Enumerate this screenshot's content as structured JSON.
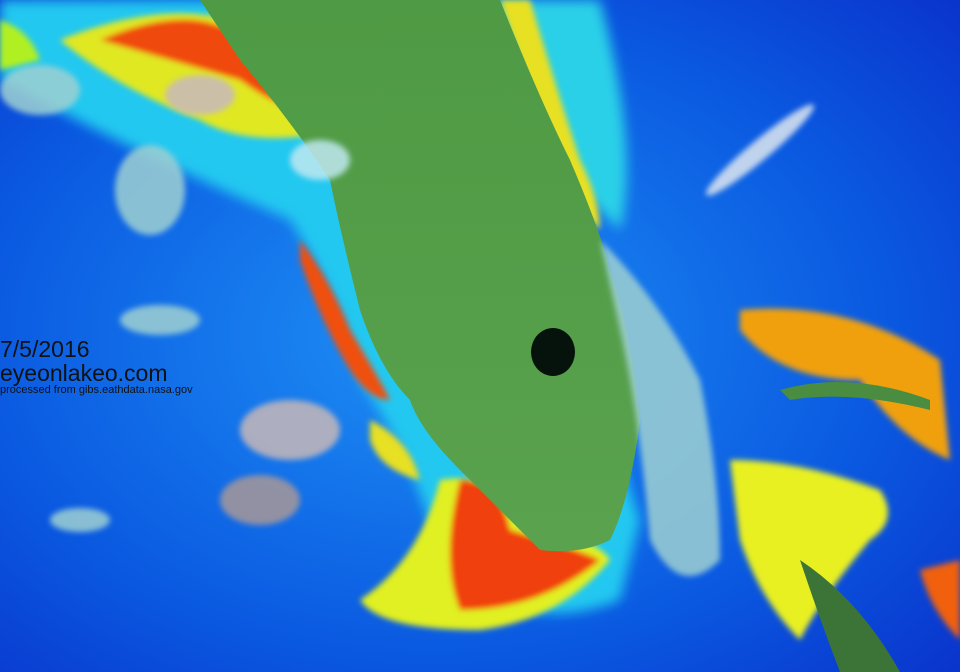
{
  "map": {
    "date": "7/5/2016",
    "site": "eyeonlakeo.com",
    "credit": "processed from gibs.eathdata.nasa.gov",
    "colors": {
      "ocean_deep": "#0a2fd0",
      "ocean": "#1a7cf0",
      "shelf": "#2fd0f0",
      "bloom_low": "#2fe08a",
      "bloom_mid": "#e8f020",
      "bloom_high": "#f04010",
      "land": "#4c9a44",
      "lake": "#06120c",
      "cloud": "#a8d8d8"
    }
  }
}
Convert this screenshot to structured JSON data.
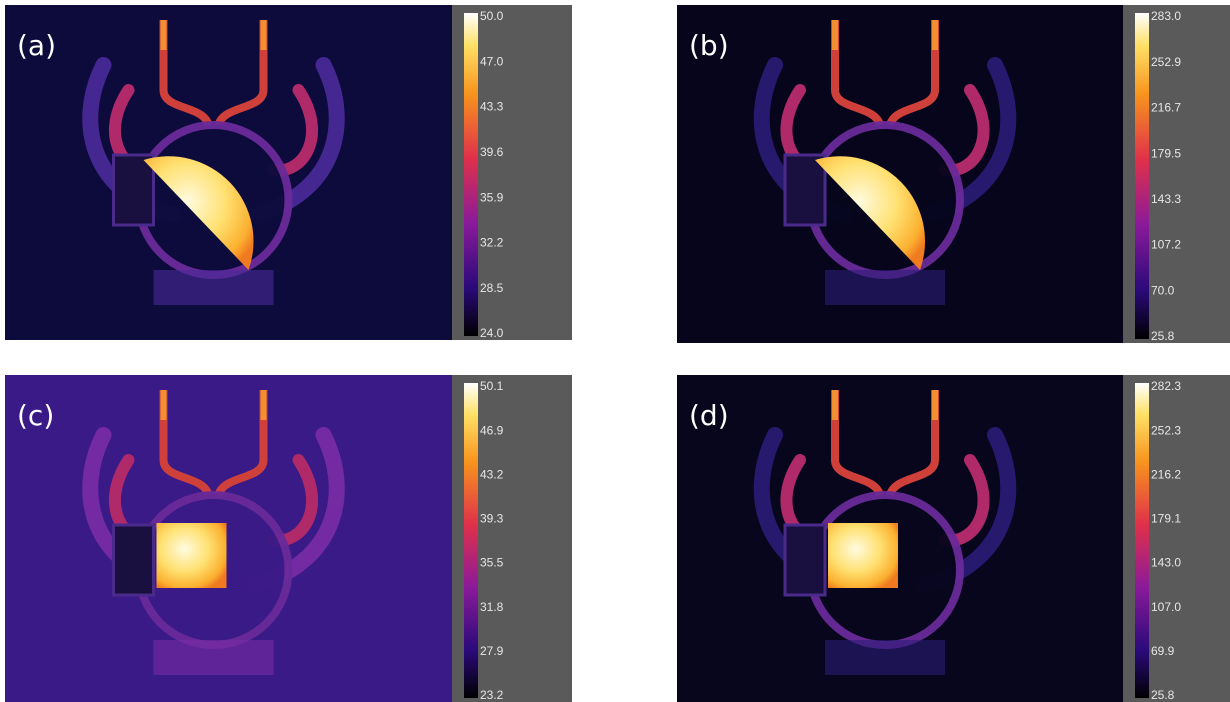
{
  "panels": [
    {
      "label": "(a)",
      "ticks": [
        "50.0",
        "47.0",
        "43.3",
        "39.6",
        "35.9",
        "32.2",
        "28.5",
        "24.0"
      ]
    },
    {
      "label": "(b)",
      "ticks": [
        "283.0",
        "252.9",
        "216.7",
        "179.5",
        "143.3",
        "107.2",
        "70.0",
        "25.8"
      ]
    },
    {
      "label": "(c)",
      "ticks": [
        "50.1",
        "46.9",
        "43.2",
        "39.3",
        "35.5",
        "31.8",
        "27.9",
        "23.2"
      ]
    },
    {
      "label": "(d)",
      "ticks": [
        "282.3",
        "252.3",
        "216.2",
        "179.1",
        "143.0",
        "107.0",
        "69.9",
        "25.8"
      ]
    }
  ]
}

Written request: Give an exact copy of the material, leaving out every picture.

Expected answer:
Enumerate this screenshot's content as structured JSON.
{
  "map": {
    "date": "7/5/2016",
    "site": "eyeonlakeo.com",
    "credit": "processed from gibs.eathdata.nasa.gov",
    "colors": {
      "ocean_deep": "#0a2fd0",
      "ocean": "#1a7cf0",
      "shelf": "#2fd0f0",
      "bloom_low": "#2fe08a",
      "bloom_mid": "#e8f020",
      "bloom_high": "#f04010",
      "land": "#4c9a44",
      "lake": "#06120c",
      "cloud": "#a8d8d8"
    }
  }
}
Convert this screenshot to structured JSON data.
{
  "panels": [
    {
      "label": "(a)",
      "ticks": [
        "50.0",
        "47.0",
        "43.3",
        "39.6",
        "35.9",
        "32.2",
        "28.5",
        "24.0"
      ]
    },
    {
      "label": "(b)",
      "ticks": [
        "283.0",
        "252.9",
        "216.7",
        "179.5",
        "143.3",
        "107.2",
        "70.0",
        "25.8"
      ]
    },
    {
      "label": "(c)",
      "ticks": [
        "50.1",
        "46.9",
        "43.2",
        "39.3",
        "35.5",
        "31.8",
        "27.9",
        "23.2"
      ]
    },
    {
      "label": "(d)",
      "ticks": [
        "282.3",
        "252.3",
        "216.2",
        "179.1",
        "143.0",
        "107.0",
        "69.9",
        "25.8"
      ]
    }
  ]
}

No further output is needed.